Goal
Using the material below, copy every line where "Portsmouth" appears.

Provided records
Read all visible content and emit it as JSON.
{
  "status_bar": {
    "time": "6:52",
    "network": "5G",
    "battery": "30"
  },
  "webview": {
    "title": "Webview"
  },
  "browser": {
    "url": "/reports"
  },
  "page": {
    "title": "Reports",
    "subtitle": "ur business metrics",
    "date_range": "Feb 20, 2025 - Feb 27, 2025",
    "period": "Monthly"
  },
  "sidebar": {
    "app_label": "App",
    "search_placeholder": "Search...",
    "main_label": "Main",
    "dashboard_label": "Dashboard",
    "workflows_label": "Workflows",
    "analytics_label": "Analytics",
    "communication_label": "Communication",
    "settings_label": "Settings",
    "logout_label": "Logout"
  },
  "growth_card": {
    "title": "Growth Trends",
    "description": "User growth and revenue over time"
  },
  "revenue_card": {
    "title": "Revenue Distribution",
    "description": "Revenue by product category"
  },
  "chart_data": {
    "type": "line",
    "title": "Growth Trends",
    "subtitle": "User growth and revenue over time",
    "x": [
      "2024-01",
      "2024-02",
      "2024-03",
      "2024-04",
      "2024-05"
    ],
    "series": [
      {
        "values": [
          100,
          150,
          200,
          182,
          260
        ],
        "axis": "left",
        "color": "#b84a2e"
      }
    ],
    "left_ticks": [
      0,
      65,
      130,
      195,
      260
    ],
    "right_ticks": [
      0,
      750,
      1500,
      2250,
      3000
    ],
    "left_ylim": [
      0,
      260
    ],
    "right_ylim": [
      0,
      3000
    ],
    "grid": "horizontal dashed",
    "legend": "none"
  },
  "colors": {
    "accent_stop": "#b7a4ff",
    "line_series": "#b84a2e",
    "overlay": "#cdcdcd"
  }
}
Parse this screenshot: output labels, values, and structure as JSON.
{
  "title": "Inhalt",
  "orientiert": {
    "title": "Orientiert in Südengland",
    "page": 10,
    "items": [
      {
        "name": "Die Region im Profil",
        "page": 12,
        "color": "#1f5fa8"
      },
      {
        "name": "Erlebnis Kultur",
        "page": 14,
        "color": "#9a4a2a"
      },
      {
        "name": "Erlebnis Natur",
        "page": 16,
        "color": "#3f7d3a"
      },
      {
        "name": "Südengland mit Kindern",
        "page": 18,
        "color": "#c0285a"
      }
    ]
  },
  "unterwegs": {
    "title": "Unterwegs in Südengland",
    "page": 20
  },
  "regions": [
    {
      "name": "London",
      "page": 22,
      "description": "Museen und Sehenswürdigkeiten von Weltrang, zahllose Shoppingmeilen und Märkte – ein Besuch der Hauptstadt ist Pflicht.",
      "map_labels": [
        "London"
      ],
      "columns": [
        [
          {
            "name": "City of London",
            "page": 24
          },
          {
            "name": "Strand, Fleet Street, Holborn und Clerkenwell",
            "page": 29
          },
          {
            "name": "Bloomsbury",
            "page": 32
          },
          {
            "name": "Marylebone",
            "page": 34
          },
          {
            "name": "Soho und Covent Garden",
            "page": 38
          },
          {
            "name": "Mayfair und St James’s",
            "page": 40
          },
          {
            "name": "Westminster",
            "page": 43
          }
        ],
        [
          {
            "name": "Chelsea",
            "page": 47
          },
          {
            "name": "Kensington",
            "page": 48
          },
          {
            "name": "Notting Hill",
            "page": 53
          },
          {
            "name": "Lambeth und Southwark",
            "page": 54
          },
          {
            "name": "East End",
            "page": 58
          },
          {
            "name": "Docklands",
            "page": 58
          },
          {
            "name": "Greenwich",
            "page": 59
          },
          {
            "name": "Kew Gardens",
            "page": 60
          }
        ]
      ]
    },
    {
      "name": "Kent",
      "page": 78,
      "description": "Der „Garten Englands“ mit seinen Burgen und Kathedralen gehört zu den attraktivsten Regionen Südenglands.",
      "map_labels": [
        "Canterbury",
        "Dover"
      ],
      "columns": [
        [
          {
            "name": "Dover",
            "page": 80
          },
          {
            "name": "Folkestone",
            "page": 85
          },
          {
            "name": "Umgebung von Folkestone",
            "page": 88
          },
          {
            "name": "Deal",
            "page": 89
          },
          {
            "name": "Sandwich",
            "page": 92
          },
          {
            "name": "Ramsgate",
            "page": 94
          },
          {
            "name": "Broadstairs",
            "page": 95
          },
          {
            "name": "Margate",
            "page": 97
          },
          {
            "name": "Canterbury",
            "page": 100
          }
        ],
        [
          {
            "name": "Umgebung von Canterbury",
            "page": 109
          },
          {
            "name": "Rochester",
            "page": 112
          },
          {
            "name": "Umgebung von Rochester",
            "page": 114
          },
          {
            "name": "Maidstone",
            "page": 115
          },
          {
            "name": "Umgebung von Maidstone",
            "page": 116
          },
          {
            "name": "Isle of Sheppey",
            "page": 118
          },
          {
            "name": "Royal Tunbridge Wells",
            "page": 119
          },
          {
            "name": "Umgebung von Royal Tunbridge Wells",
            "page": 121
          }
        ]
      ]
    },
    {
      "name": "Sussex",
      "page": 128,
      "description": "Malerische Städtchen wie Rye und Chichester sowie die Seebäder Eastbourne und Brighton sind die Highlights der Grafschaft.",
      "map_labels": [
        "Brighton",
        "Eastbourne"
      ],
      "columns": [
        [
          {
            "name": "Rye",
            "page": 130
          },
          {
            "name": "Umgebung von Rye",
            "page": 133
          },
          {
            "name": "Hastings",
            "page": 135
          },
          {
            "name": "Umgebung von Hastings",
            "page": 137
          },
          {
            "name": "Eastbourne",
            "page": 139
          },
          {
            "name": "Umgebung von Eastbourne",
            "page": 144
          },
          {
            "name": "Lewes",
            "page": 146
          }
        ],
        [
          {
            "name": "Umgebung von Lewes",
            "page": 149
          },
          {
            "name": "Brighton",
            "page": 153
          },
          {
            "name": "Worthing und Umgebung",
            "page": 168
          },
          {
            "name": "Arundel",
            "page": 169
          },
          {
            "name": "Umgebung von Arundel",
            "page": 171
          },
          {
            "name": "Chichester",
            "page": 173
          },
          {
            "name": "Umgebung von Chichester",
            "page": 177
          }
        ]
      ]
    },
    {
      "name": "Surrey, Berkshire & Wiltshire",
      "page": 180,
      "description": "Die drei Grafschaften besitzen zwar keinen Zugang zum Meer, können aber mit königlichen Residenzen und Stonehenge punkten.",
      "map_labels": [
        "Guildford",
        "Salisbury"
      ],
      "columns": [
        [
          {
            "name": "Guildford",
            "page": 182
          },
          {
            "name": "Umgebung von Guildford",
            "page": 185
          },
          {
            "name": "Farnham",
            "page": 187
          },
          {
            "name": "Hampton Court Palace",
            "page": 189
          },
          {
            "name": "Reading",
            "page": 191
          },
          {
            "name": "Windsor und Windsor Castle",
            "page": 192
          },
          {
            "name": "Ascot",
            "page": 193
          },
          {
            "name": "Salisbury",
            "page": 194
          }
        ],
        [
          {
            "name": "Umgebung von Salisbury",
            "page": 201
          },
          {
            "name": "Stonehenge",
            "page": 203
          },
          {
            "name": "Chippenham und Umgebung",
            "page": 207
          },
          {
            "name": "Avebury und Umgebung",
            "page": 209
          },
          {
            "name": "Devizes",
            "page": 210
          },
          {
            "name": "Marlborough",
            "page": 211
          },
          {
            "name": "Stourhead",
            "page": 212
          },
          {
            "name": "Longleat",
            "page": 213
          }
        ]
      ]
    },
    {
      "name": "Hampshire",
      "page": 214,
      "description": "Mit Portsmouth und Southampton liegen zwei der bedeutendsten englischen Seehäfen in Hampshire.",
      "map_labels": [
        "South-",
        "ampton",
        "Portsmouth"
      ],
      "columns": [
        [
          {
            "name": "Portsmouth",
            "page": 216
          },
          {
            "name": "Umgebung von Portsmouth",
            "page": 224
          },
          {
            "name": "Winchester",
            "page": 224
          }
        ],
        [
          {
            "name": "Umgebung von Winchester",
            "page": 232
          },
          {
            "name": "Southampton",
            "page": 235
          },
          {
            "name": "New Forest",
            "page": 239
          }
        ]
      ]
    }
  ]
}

Full response
      "description": "Mit Portsmouth und Southampton liegen zwei der bedeutendsten englischen Seehäfen in Hampshire.",
        "Portsmouth"
            "name": "Portsmouth",
            "name": "Umgebung von Portsmouth",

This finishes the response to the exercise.